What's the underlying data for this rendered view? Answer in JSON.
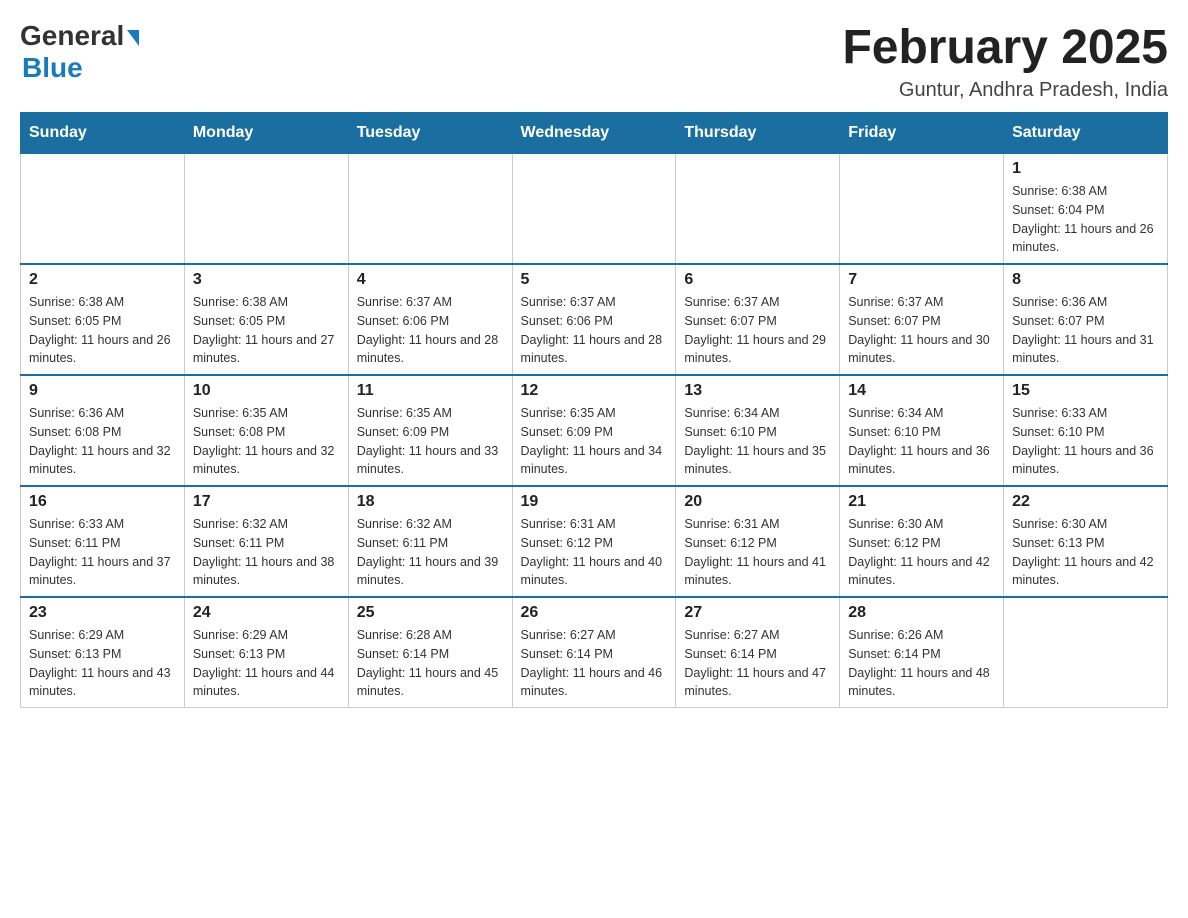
{
  "header": {
    "logo_general": "General",
    "logo_blue": "Blue",
    "month_title": "February 2025",
    "location": "Guntur, Andhra Pradesh, India"
  },
  "weekdays": [
    "Sunday",
    "Monday",
    "Tuesday",
    "Wednesday",
    "Thursday",
    "Friday",
    "Saturday"
  ],
  "weeks": [
    [
      {
        "day": "",
        "sunrise": "",
        "sunset": "",
        "daylight": ""
      },
      {
        "day": "",
        "sunrise": "",
        "sunset": "",
        "daylight": ""
      },
      {
        "day": "",
        "sunrise": "",
        "sunset": "",
        "daylight": ""
      },
      {
        "day": "",
        "sunrise": "",
        "sunset": "",
        "daylight": ""
      },
      {
        "day": "",
        "sunrise": "",
        "sunset": "",
        "daylight": ""
      },
      {
        "day": "",
        "sunrise": "",
        "sunset": "",
        "daylight": ""
      },
      {
        "day": "1",
        "sunrise": "Sunrise: 6:38 AM",
        "sunset": "Sunset: 6:04 PM",
        "daylight": "Daylight: 11 hours and 26 minutes."
      }
    ],
    [
      {
        "day": "2",
        "sunrise": "Sunrise: 6:38 AM",
        "sunset": "Sunset: 6:05 PM",
        "daylight": "Daylight: 11 hours and 26 minutes."
      },
      {
        "day": "3",
        "sunrise": "Sunrise: 6:38 AM",
        "sunset": "Sunset: 6:05 PM",
        "daylight": "Daylight: 11 hours and 27 minutes."
      },
      {
        "day": "4",
        "sunrise": "Sunrise: 6:37 AM",
        "sunset": "Sunset: 6:06 PM",
        "daylight": "Daylight: 11 hours and 28 minutes."
      },
      {
        "day": "5",
        "sunrise": "Sunrise: 6:37 AM",
        "sunset": "Sunset: 6:06 PM",
        "daylight": "Daylight: 11 hours and 28 minutes."
      },
      {
        "day": "6",
        "sunrise": "Sunrise: 6:37 AM",
        "sunset": "Sunset: 6:07 PM",
        "daylight": "Daylight: 11 hours and 29 minutes."
      },
      {
        "day": "7",
        "sunrise": "Sunrise: 6:37 AM",
        "sunset": "Sunset: 6:07 PM",
        "daylight": "Daylight: 11 hours and 30 minutes."
      },
      {
        "day": "8",
        "sunrise": "Sunrise: 6:36 AM",
        "sunset": "Sunset: 6:07 PM",
        "daylight": "Daylight: 11 hours and 31 minutes."
      }
    ],
    [
      {
        "day": "9",
        "sunrise": "Sunrise: 6:36 AM",
        "sunset": "Sunset: 6:08 PM",
        "daylight": "Daylight: 11 hours and 32 minutes."
      },
      {
        "day": "10",
        "sunrise": "Sunrise: 6:35 AM",
        "sunset": "Sunset: 6:08 PM",
        "daylight": "Daylight: 11 hours and 32 minutes."
      },
      {
        "day": "11",
        "sunrise": "Sunrise: 6:35 AM",
        "sunset": "Sunset: 6:09 PM",
        "daylight": "Daylight: 11 hours and 33 minutes."
      },
      {
        "day": "12",
        "sunrise": "Sunrise: 6:35 AM",
        "sunset": "Sunset: 6:09 PM",
        "daylight": "Daylight: 11 hours and 34 minutes."
      },
      {
        "day": "13",
        "sunrise": "Sunrise: 6:34 AM",
        "sunset": "Sunset: 6:10 PM",
        "daylight": "Daylight: 11 hours and 35 minutes."
      },
      {
        "day": "14",
        "sunrise": "Sunrise: 6:34 AM",
        "sunset": "Sunset: 6:10 PM",
        "daylight": "Daylight: 11 hours and 36 minutes."
      },
      {
        "day": "15",
        "sunrise": "Sunrise: 6:33 AM",
        "sunset": "Sunset: 6:10 PM",
        "daylight": "Daylight: 11 hours and 36 minutes."
      }
    ],
    [
      {
        "day": "16",
        "sunrise": "Sunrise: 6:33 AM",
        "sunset": "Sunset: 6:11 PM",
        "daylight": "Daylight: 11 hours and 37 minutes."
      },
      {
        "day": "17",
        "sunrise": "Sunrise: 6:32 AM",
        "sunset": "Sunset: 6:11 PM",
        "daylight": "Daylight: 11 hours and 38 minutes."
      },
      {
        "day": "18",
        "sunrise": "Sunrise: 6:32 AM",
        "sunset": "Sunset: 6:11 PM",
        "daylight": "Daylight: 11 hours and 39 minutes."
      },
      {
        "day": "19",
        "sunrise": "Sunrise: 6:31 AM",
        "sunset": "Sunset: 6:12 PM",
        "daylight": "Daylight: 11 hours and 40 minutes."
      },
      {
        "day": "20",
        "sunrise": "Sunrise: 6:31 AM",
        "sunset": "Sunset: 6:12 PM",
        "daylight": "Daylight: 11 hours and 41 minutes."
      },
      {
        "day": "21",
        "sunrise": "Sunrise: 6:30 AM",
        "sunset": "Sunset: 6:12 PM",
        "daylight": "Daylight: 11 hours and 42 minutes."
      },
      {
        "day": "22",
        "sunrise": "Sunrise: 6:30 AM",
        "sunset": "Sunset: 6:13 PM",
        "daylight": "Daylight: 11 hours and 42 minutes."
      }
    ],
    [
      {
        "day": "23",
        "sunrise": "Sunrise: 6:29 AM",
        "sunset": "Sunset: 6:13 PM",
        "daylight": "Daylight: 11 hours and 43 minutes."
      },
      {
        "day": "24",
        "sunrise": "Sunrise: 6:29 AM",
        "sunset": "Sunset: 6:13 PM",
        "daylight": "Daylight: 11 hours and 44 minutes."
      },
      {
        "day": "25",
        "sunrise": "Sunrise: 6:28 AM",
        "sunset": "Sunset: 6:14 PM",
        "daylight": "Daylight: 11 hours and 45 minutes."
      },
      {
        "day": "26",
        "sunrise": "Sunrise: 6:27 AM",
        "sunset": "Sunset: 6:14 PM",
        "daylight": "Daylight: 11 hours and 46 minutes."
      },
      {
        "day": "27",
        "sunrise": "Sunrise: 6:27 AM",
        "sunset": "Sunset: 6:14 PM",
        "daylight": "Daylight: 11 hours and 47 minutes."
      },
      {
        "day": "28",
        "sunrise": "Sunrise: 6:26 AM",
        "sunset": "Sunset: 6:14 PM",
        "daylight": "Daylight: 11 hours and 48 minutes."
      },
      {
        "day": "",
        "sunrise": "",
        "sunset": "",
        "daylight": ""
      }
    ]
  ]
}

====

TO DO >> Repeat each record exactly as shown above, dropping all images.

REPLY TO THE EXERCISE >>
What's the underlying data for this rendered view? Answer in JSON.
{
  "header": {
    "logo_general": "General",
    "logo_blue": "Blue",
    "month_title": "February 2025",
    "location": "Guntur, Andhra Pradesh, India"
  },
  "weekdays": [
    "Sunday",
    "Monday",
    "Tuesday",
    "Wednesday",
    "Thursday",
    "Friday",
    "Saturday"
  ],
  "weeks": [
    [
      {
        "day": "",
        "sunrise": "",
        "sunset": "",
        "daylight": ""
      },
      {
        "day": "",
        "sunrise": "",
        "sunset": "",
        "daylight": ""
      },
      {
        "day": "",
        "sunrise": "",
        "sunset": "",
        "daylight": ""
      },
      {
        "day": "",
        "sunrise": "",
        "sunset": "",
        "daylight": ""
      },
      {
        "day": "",
        "sunrise": "",
        "sunset": "",
        "daylight": ""
      },
      {
        "day": "",
        "sunrise": "",
        "sunset": "",
        "daylight": ""
      },
      {
        "day": "1",
        "sunrise": "Sunrise: 6:38 AM",
        "sunset": "Sunset: 6:04 PM",
        "daylight": "Daylight: 11 hours and 26 minutes."
      }
    ],
    [
      {
        "day": "2",
        "sunrise": "Sunrise: 6:38 AM",
        "sunset": "Sunset: 6:05 PM",
        "daylight": "Daylight: 11 hours and 26 minutes."
      },
      {
        "day": "3",
        "sunrise": "Sunrise: 6:38 AM",
        "sunset": "Sunset: 6:05 PM",
        "daylight": "Daylight: 11 hours and 27 minutes."
      },
      {
        "day": "4",
        "sunrise": "Sunrise: 6:37 AM",
        "sunset": "Sunset: 6:06 PM",
        "daylight": "Daylight: 11 hours and 28 minutes."
      },
      {
        "day": "5",
        "sunrise": "Sunrise: 6:37 AM",
        "sunset": "Sunset: 6:06 PM",
        "daylight": "Daylight: 11 hours and 28 minutes."
      },
      {
        "day": "6",
        "sunrise": "Sunrise: 6:37 AM",
        "sunset": "Sunset: 6:07 PM",
        "daylight": "Daylight: 11 hours and 29 minutes."
      },
      {
        "day": "7",
        "sunrise": "Sunrise: 6:37 AM",
        "sunset": "Sunset: 6:07 PM",
        "daylight": "Daylight: 11 hours and 30 minutes."
      },
      {
        "day": "8",
        "sunrise": "Sunrise: 6:36 AM",
        "sunset": "Sunset: 6:07 PM",
        "daylight": "Daylight: 11 hours and 31 minutes."
      }
    ],
    [
      {
        "day": "9",
        "sunrise": "Sunrise: 6:36 AM",
        "sunset": "Sunset: 6:08 PM",
        "daylight": "Daylight: 11 hours and 32 minutes."
      },
      {
        "day": "10",
        "sunrise": "Sunrise: 6:35 AM",
        "sunset": "Sunset: 6:08 PM",
        "daylight": "Daylight: 11 hours and 32 minutes."
      },
      {
        "day": "11",
        "sunrise": "Sunrise: 6:35 AM",
        "sunset": "Sunset: 6:09 PM",
        "daylight": "Daylight: 11 hours and 33 minutes."
      },
      {
        "day": "12",
        "sunrise": "Sunrise: 6:35 AM",
        "sunset": "Sunset: 6:09 PM",
        "daylight": "Daylight: 11 hours and 34 minutes."
      },
      {
        "day": "13",
        "sunrise": "Sunrise: 6:34 AM",
        "sunset": "Sunset: 6:10 PM",
        "daylight": "Daylight: 11 hours and 35 minutes."
      },
      {
        "day": "14",
        "sunrise": "Sunrise: 6:34 AM",
        "sunset": "Sunset: 6:10 PM",
        "daylight": "Daylight: 11 hours and 36 minutes."
      },
      {
        "day": "15",
        "sunrise": "Sunrise: 6:33 AM",
        "sunset": "Sunset: 6:10 PM",
        "daylight": "Daylight: 11 hours and 36 minutes."
      }
    ],
    [
      {
        "day": "16",
        "sunrise": "Sunrise: 6:33 AM",
        "sunset": "Sunset: 6:11 PM",
        "daylight": "Daylight: 11 hours and 37 minutes."
      },
      {
        "day": "17",
        "sunrise": "Sunrise: 6:32 AM",
        "sunset": "Sunset: 6:11 PM",
        "daylight": "Daylight: 11 hours and 38 minutes."
      },
      {
        "day": "18",
        "sunrise": "Sunrise: 6:32 AM",
        "sunset": "Sunset: 6:11 PM",
        "daylight": "Daylight: 11 hours and 39 minutes."
      },
      {
        "day": "19",
        "sunrise": "Sunrise: 6:31 AM",
        "sunset": "Sunset: 6:12 PM",
        "daylight": "Daylight: 11 hours and 40 minutes."
      },
      {
        "day": "20",
        "sunrise": "Sunrise: 6:31 AM",
        "sunset": "Sunset: 6:12 PM",
        "daylight": "Daylight: 11 hours and 41 minutes."
      },
      {
        "day": "21",
        "sunrise": "Sunrise: 6:30 AM",
        "sunset": "Sunset: 6:12 PM",
        "daylight": "Daylight: 11 hours and 42 minutes."
      },
      {
        "day": "22",
        "sunrise": "Sunrise: 6:30 AM",
        "sunset": "Sunset: 6:13 PM",
        "daylight": "Daylight: 11 hours and 42 minutes."
      }
    ],
    [
      {
        "day": "23",
        "sunrise": "Sunrise: 6:29 AM",
        "sunset": "Sunset: 6:13 PM",
        "daylight": "Daylight: 11 hours and 43 minutes."
      },
      {
        "day": "24",
        "sunrise": "Sunrise: 6:29 AM",
        "sunset": "Sunset: 6:13 PM",
        "daylight": "Daylight: 11 hours and 44 minutes."
      },
      {
        "day": "25",
        "sunrise": "Sunrise: 6:28 AM",
        "sunset": "Sunset: 6:14 PM",
        "daylight": "Daylight: 11 hours and 45 minutes."
      },
      {
        "day": "26",
        "sunrise": "Sunrise: 6:27 AM",
        "sunset": "Sunset: 6:14 PM",
        "daylight": "Daylight: 11 hours and 46 minutes."
      },
      {
        "day": "27",
        "sunrise": "Sunrise: 6:27 AM",
        "sunset": "Sunset: 6:14 PM",
        "daylight": "Daylight: 11 hours and 47 minutes."
      },
      {
        "day": "28",
        "sunrise": "Sunrise: 6:26 AM",
        "sunset": "Sunset: 6:14 PM",
        "daylight": "Daylight: 11 hours and 48 minutes."
      },
      {
        "day": "",
        "sunrise": "",
        "sunset": "",
        "daylight": ""
      }
    ]
  ]
}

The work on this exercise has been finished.